## START Data
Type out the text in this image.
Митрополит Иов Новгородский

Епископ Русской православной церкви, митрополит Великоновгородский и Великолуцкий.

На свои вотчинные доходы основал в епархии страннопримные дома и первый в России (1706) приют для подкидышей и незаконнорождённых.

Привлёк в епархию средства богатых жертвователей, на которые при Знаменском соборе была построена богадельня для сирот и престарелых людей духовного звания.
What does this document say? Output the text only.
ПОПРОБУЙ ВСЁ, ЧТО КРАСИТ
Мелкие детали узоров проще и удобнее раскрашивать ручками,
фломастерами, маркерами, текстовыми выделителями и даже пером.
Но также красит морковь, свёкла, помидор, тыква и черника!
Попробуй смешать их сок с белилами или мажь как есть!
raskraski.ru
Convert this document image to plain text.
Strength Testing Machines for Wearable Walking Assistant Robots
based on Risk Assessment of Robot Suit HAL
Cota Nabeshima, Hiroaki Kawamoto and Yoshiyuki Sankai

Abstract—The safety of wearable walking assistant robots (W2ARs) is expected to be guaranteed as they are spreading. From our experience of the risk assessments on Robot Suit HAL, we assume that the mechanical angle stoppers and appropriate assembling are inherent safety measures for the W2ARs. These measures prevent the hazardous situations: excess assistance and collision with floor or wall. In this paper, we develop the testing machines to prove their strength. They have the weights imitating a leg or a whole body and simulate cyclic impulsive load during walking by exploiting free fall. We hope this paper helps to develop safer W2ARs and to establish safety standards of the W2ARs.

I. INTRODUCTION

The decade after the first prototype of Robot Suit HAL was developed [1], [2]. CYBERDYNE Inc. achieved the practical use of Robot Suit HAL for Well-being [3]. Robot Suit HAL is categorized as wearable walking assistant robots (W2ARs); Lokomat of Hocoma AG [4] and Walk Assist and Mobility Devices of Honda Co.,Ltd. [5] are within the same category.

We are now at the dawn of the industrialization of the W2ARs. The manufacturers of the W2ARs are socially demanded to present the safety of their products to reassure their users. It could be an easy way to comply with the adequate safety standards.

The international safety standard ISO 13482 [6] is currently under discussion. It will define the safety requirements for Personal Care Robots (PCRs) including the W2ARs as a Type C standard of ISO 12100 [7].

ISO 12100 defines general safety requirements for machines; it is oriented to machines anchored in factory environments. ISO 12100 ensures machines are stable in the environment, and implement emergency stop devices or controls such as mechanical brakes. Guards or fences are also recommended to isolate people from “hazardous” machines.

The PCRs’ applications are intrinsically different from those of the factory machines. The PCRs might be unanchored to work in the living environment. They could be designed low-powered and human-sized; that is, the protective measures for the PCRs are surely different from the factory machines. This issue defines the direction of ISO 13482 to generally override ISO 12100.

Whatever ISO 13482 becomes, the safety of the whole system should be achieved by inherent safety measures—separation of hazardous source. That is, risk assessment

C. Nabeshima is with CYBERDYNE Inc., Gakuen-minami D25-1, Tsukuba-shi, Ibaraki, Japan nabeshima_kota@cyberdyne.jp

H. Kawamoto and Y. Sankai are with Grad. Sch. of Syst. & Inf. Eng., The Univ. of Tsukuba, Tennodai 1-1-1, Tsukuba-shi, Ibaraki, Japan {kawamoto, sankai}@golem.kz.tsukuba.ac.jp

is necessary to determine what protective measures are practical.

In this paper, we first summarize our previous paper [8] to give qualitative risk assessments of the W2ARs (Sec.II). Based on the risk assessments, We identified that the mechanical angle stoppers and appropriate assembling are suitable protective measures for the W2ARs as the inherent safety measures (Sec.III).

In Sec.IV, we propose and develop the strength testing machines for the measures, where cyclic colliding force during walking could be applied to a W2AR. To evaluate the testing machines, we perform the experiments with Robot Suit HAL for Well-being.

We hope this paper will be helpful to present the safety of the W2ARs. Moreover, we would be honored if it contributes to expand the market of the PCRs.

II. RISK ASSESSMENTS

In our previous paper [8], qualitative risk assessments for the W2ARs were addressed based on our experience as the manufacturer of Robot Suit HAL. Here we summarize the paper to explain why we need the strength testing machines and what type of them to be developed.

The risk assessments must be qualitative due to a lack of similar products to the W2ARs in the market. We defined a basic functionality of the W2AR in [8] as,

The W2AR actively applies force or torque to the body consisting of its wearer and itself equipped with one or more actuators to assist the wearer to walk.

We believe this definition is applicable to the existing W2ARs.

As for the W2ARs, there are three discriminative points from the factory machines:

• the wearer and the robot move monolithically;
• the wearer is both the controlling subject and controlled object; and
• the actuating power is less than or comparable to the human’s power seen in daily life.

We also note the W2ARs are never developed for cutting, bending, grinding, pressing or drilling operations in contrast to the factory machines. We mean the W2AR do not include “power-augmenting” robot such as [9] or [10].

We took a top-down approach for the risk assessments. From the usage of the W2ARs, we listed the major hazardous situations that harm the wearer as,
## END Data
## Problem requirements
From the listing above, extract every line exactly as it stands.

## Exercise result
Type out the text in this image.
Митрополит Иов Новгородский

Епископ Русской православной церкви, митрополит Великоновгородский и Великолуцкий.

На свои вотчинные доходы основал в епархии страннопримные дома и первый в России (1706) приют для подкидышей и незаконнорождённых.

Привлёк в епархию средства богатых жертвователей, на которые при Знаменском соборе была построена богадельня для сирот и престарелых людей духовного звания.
What does this document say? Output the text only.
ПОПРОБУЙ ВСЁ, ЧТО КРАСИТ
Мелкие детали узоров проще и удобнее раскрашивать ручками,
фломастерами, маркерами, текстовыми выделителями и даже пером.
Но также красит морковь, свёкла, помидор, тыква и черника!
Попробуй смешать их сок с белилами или мажь как есть!
raskraski.ru
Convert this document image to plain text.
Strength Testing Machines for Wearable Walking Assistant Robots
based on Risk Assessment of Robot Suit HAL
Cota Nabeshima, Hiroaki Kawamoto and Yoshiyuki Sankai

Abstract—The safety of wearable walking assistant robots (W2ARs) is expected to be guaranteed as they are spreading. From our experience of the risk assessments on Robot Suit HAL, we assume that the mechanical angle stoppers and appropriate assembling are inherent safety measures for the W2ARs. These measures prevent the hazardous situations: excess assistance and collision with floor or wall. In this paper, we develop the testing machines to prove their strength. They have the weights imitating a leg or a whole body and simulate cyclic impulsive load during walking by exploiting free fall. We hope this paper helps to develop safer W2ARs and to establish safety standards of the W2ARs.

I. INTRODUCTION

The decade after the first prototype of Robot Suit HAL was developed [1], [2]. CYBERDYNE Inc. achieved the practical use of Robot Suit HAL for Well-being [3]. Robot Suit HAL is categorized as wearable walking assistant robots (W2ARs); Lokomat of Hocoma AG [4] and Walk Assist and Mobility Devices of Honda Co.,Ltd. [5] are within the same category.

We are now at the dawn of the industrialization of the W2ARs. The manufacturers of the W2ARs are socially demanded to present the safety of their products to reassure their users. It could be an easy way to comply with the adequate safety standards.

The international safety standard ISO 13482 [6] is currently under discussion. It will define the safety requirements for Personal Care Robots (PCRs) including the W2ARs as a Type C standard of ISO 12100 [7].

ISO 12100 defines general safety requirements for machines; it is oriented to machines anchored in factory environments. ISO 12100 ensures machines are stable in the environment, and implement emergency stop devices or controls such as mechanical brakes. Guards or fences are also recommended to isolate people from “hazardous” machines.

The PCRs’ applications are intrinsically different from those of the factory machines. The PCRs might be unanchored to work in the living environment. They could be designed low-powered and human-sized; that is, the protective measures for the PCRs are surely different from the factory machines. This issue defines the direction of ISO 13482 to generally override ISO 12100.

Whatever ISO 13482 becomes, the safety of the whole system should be achieved by inherent safety measures—separation of hazardous source. That is, risk assessment

C. Nabeshima is with CYBERDYNE Inc., Gakuen-minami D25-1, Tsukuba-shi, Ibaraki, Japan nabeshima_kota@cyberdyne.jp

H. Kawamoto and Y. Sankai are with Grad. Sch. of Syst. & Inf. Eng., The Univ. of Tsukuba, Tennodai 1-1-1, Tsukuba-shi, Ibaraki, Japan {kawamoto, sankai}@golem.kz.tsukuba.ac.jp

is necessary to determine what protective measures are practical.

In this paper, we first summarize our previous paper [8] to give qualitative risk assessments of the W2ARs (Sec.II). Based on the risk assessments, We identified that the mechanical angle stoppers and appropriate assembling are suitable protective measures for the W2ARs as the inherent safety measures (Sec.III).

In Sec.IV, we propose and develop the strength testing machines for the measures, where cyclic colliding force during walking could be applied to a W2AR. To evaluate the testing machines, we perform the experiments with Robot Suit HAL for Well-being.

We hope this paper will be helpful to present the safety of the W2ARs. Moreover, we would be honored if it contributes to expand the market of the PCRs.

II. RISK ASSESSMENTS

In our previous paper [8], qualitative risk assessments for the W2ARs were addressed based on our experience as the manufacturer of Robot Suit HAL. Here we summarize the paper to explain why we need the strength testing machines and what type of them to be developed.

The risk assessments must be qualitative due to a lack of similar products to the W2ARs in the market. We defined a basic functionality of the W2AR in [8] as,

The W2AR actively applies force or torque to the body consisting of its wearer and itself equipped with one or more actuators to assist the wearer to walk.

We believe this definition is applicable to the existing W2ARs.

As for the W2ARs, there are three discriminative points from the factory machines:

• the wearer and the robot move monolithically;
• the wearer is both the controlling subject and controlled object; and
• the actuating power is less than or comparable to the human’s power seen in daily life.

We also note the W2ARs are never developed for cutting, bending, grinding, pressing or drilling operations in contrast to the factory machines. We mean the W2AR do not include “power-augmenting” robot such as [9] or [10].

We took a top-down approach for the risk assessments. From the usage of the W2ARs, we listed the major hazardous situations that harm the wearer as,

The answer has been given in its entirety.